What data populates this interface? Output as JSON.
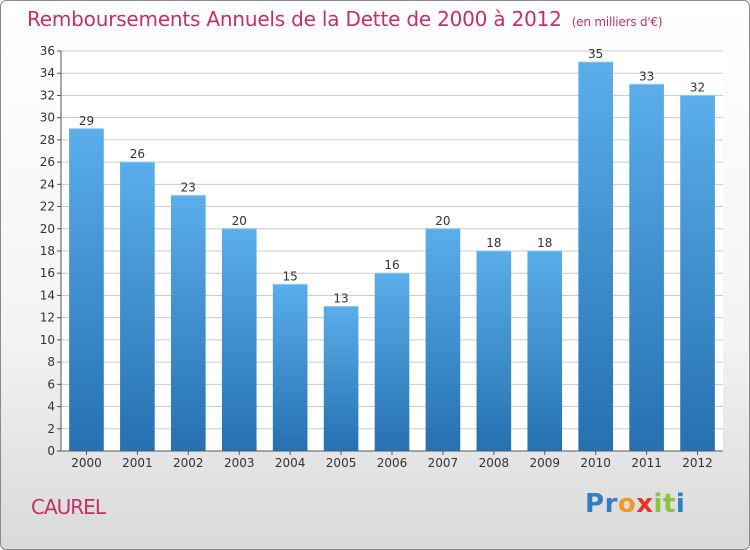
{
  "page": {
    "title": "Remboursements Annuels de la Dette de 2000 à 2012",
    "subtitle": "(en milliers d'€)",
    "commune": "CAUREL",
    "logo": {
      "letters": [
        "P",
        "r",
        "o",
        "x",
        "i",
        "t",
        "i"
      ],
      "colors": [
        "#2f7fc4",
        "#2f7fc4",
        "#f29a1f",
        "#e8322a",
        "#8cc43a",
        "#8cc43a",
        "#2f7fc4"
      ]
    }
  },
  "chart_data": {
    "type": "bar",
    "title": "Remboursements Annuels de la Dette de 2000 à 2012",
    "subtitle": "(en milliers d'€)",
    "categories": [
      "2000",
      "2001",
      "2002",
      "2003",
      "2004",
      "2005",
      "2006",
      "2007",
      "2008",
      "2009",
      "2010",
      "2011",
      "2012"
    ],
    "values": [
      29,
      26,
      23,
      20,
      15,
      13,
      16,
      20,
      18,
      18,
      35,
      33,
      32
    ],
    "ylim": [
      0,
      36
    ],
    "yticks": [
      0,
      2,
      4,
      6,
      8,
      10,
      12,
      14,
      16,
      18,
      20,
      22,
      24,
      26,
      28,
      30,
      32,
      34,
      36
    ],
    "xlabel": "",
    "ylabel": "",
    "grid": true,
    "bar_color_top": "#5aaeea",
    "bar_color_bottom": "#2670b0",
    "text_color": "#333333",
    "grid_color": "#cccccc"
  }
}
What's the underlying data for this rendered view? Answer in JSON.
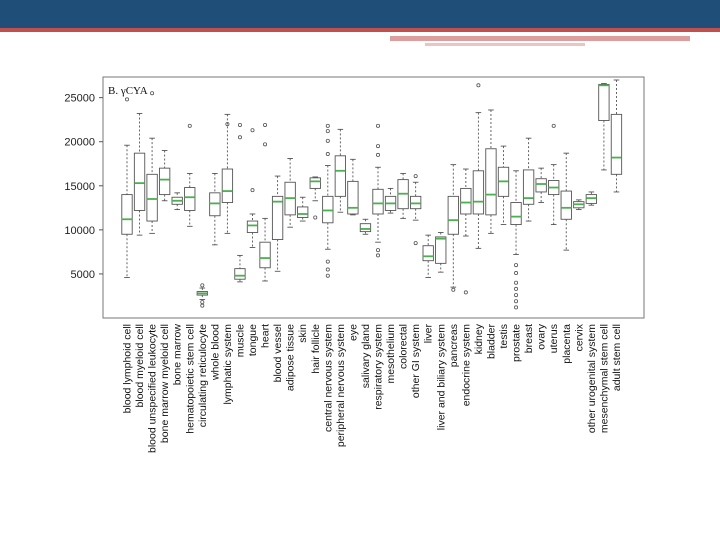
{
  "chart_data": {
    "type": "boxplot",
    "title": "B. γCYA",
    "xlabel": "",
    "ylabel": "",
    "ylim": [
      0,
      27000
    ],
    "yticks": [
      5000,
      10000,
      15000,
      20000,
      25000
    ],
    "box_color": "#555555",
    "median_color": "#4caf50",
    "series": [
      {
        "name": "blood lymphoid cell",
        "min": 4600,
        "q1": 9500,
        "median": 11200,
        "q3": 14000,
        "max": 19600,
        "outliers": [
          24800
        ]
      },
      {
        "name": "blood myeloid cell",
        "min": 9400,
        "q1": 12200,
        "median": 15300,
        "q3": 18700,
        "max": 23200,
        "outliers": []
      },
      {
        "name": "blood unspecified leukocyte",
        "min": 9600,
        "q1": 11000,
        "median": 13500,
        "q3": 16300,
        "max": 20400,
        "outliers": [
          25500
        ]
      },
      {
        "name": "bone marrow myeloid cell",
        "min": 13300,
        "q1": 14000,
        "median": 15700,
        "q3": 17000,
        "max": 19000,
        "outliers": []
      },
      {
        "name": "bone marrow",
        "min": 12300,
        "q1": 12900,
        "median": 13300,
        "q3": 13700,
        "max": 14200,
        "outliers": []
      },
      {
        "name": "hematopoietic stem cell",
        "min": 10400,
        "q1": 12200,
        "median": 13700,
        "q3": 14800,
        "max": 16400,
        "outliers": [
          21800
        ]
      },
      {
        "name": "circulating reticulocyte",
        "min": 2100,
        "q1": 2600,
        "median": 2800,
        "q3": 3000,
        "max": 3400,
        "outliers": [
          1400,
          1800,
          3700
        ]
      },
      {
        "name": "whole blood",
        "min": 8300,
        "q1": 11600,
        "median": 13000,
        "q3": 14200,
        "max": 16400,
        "outliers": []
      },
      {
        "name": "lymphatic system",
        "min": 9600,
        "q1": 13100,
        "median": 14400,
        "q3": 16900,
        "max": 23100,
        "outliers": [
          22000
        ]
      },
      {
        "name": "muscle",
        "min": 4100,
        "q1": 4400,
        "median": 4800,
        "q3": 5600,
        "max": 7100,
        "outliers": [
          21900,
          20500
        ]
      },
      {
        "name": "tongue",
        "min": 8000,
        "q1": 9700,
        "median": 10500,
        "q3": 11000,
        "max": 11800,
        "outliers": [
          14500,
          21300
        ]
      },
      {
        "name": "heart",
        "min": 4200,
        "q1": 5700,
        "median": 6800,
        "q3": 8600,
        "max": 11300,
        "outliers": [
          21900,
          19700
        ]
      },
      {
        "name": "blood vessel",
        "min": 5300,
        "q1": 8900,
        "median": 13200,
        "q3": 13800,
        "max": 16100,
        "outliers": []
      },
      {
        "name": "adipose tissue",
        "min": 10300,
        "q1": 11700,
        "median": 13600,
        "q3": 15400,
        "max": 18100,
        "outliers": []
      },
      {
        "name": "skin",
        "min": 11000,
        "q1": 11400,
        "median": 11800,
        "q3": 12600,
        "max": 13700,
        "outliers": []
      },
      {
        "name": "hair follicle",
        "min": 13300,
        "q1": 14700,
        "median": 15500,
        "q3": 15900,
        "max": 16000,
        "outliers": [
          11400
        ]
      },
      {
        "name": "central nervous system",
        "min": 7800,
        "q1": 10800,
        "median": 12200,
        "q3": 13800,
        "max": 17300,
        "outliers": [
          4800,
          5500,
          6400,
          18600,
          20100,
          21200,
          21800
        ]
      },
      {
        "name": "peripheral nervous system",
        "min": 12000,
        "q1": 13800,
        "median": 16700,
        "q3": 18400,
        "max": 21400,
        "outliers": []
      },
      {
        "name": "eye",
        "min": 11700,
        "q1": 11800,
        "median": 12500,
        "q3": 15500,
        "max": 18000,
        "outliers": []
      },
      {
        "name": "salivary gland",
        "min": 9500,
        "q1": 9800,
        "median": 10100,
        "q3": 10700,
        "max": 11200,
        "outliers": []
      },
      {
        "name": "respiratory system",
        "min": 8600,
        "q1": 11800,
        "median": 13000,
        "q3": 14600,
        "max": 17100,
        "outliers": [
          7100,
          7700,
          18500,
          19500,
          21800
        ]
      },
      {
        "name": "mesothelium",
        "min": 11900,
        "q1": 12200,
        "median": 13000,
        "q3": 13800,
        "max": 14700,
        "outliers": []
      },
      {
        "name": "colorectal",
        "min": 11300,
        "q1": 12400,
        "median": 14100,
        "q3": 15700,
        "max": 16400,
        "outliers": []
      },
      {
        "name": "other GI system",
        "min": 11100,
        "q1": 12400,
        "median": 13000,
        "q3": 13800,
        "max": 15400,
        "outliers": [
          8500,
          16100
        ]
      },
      {
        "name": "liver",
        "min": 4600,
        "q1": 6500,
        "median": 7000,
        "q3": 8200,
        "max": 9400,
        "outliers": []
      },
      {
        "name": "liver and biliary system",
        "min": 5200,
        "q1": 6200,
        "median": 9000,
        "q3": 9200,
        "max": 9700,
        "outliers": []
      },
      {
        "name": "pancreas",
        "min": 3500,
        "q1": 9500,
        "median": 11100,
        "q3": 13800,
        "max": 17400,
        "outliers": [
          3200
        ]
      },
      {
        "name": "endocrine system",
        "min": 9300,
        "q1": 11800,
        "median": 13100,
        "q3": 14700,
        "max": 16900,
        "outliers": [
          2900
        ]
      },
      {
        "name": "kidney",
        "min": 7900,
        "q1": 11800,
        "median": 13200,
        "q3": 16700,
        "max": 23300,
        "outliers": [
          26400
        ]
      },
      {
        "name": "bladder",
        "min": 9600,
        "q1": 11700,
        "median": 14000,
        "q3": 19200,
        "max": 23600,
        "outliers": []
      },
      {
        "name": "testis",
        "min": 10600,
        "q1": 13800,
        "median": 15500,
        "q3": 17100,
        "max": 19500,
        "outliers": []
      },
      {
        "name": "prostate",
        "min": 7200,
        "q1": 10600,
        "median": 11500,
        "q3": 13100,
        "max": 16700,
        "outliers": [
          1200,
          1900,
          2600,
          3300,
          4000,
          5100,
          6000
        ]
      },
      {
        "name": "breast",
        "min": 11000,
        "q1": 12900,
        "median": 13600,
        "q3": 16800,
        "max": 20400,
        "outliers": []
      },
      {
        "name": "ovary",
        "min": 13100,
        "q1": 14300,
        "median": 15200,
        "q3": 15800,
        "max": 17000,
        "outliers": []
      },
      {
        "name": "uterus",
        "min": 10600,
        "q1": 14000,
        "median": 14800,
        "q3": 15600,
        "max": 17400,
        "outliers": [
          21800
        ]
      },
      {
        "name": "placenta",
        "min": 7700,
        "q1": 11200,
        "median": 12500,
        "q3": 14400,
        "max": 18700,
        "outliers": []
      },
      {
        "name": "cervix",
        "min": 12300,
        "q1": 12500,
        "median": 12900,
        "q3": 13200,
        "max": 13400,
        "outliers": []
      },
      {
        "name": "other urogenital system",
        "min": 12800,
        "q1": 13000,
        "median": 13600,
        "q3": 14000,
        "max": 14300,
        "outliers": []
      },
      {
        "name": "mesenchymal stem cell",
        "min": 16800,
        "q1": 22400,
        "median": 26400,
        "q3": 26500,
        "max": 26600,
        "outliers": []
      },
      {
        "name": "adult stem cell",
        "min": 14300,
        "q1": 16300,
        "median": 18200,
        "q3": 23100,
        "max": 27000,
        "outliers": []
      }
    ]
  }
}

---*---

> _WHAT IS BEING ASKED_: Lines containing the word "nervous" must all be returned from the material above.

> _REPLY TO THE TASK_:
        "name": "central nervous system",
        "name": "peripheral nervous system",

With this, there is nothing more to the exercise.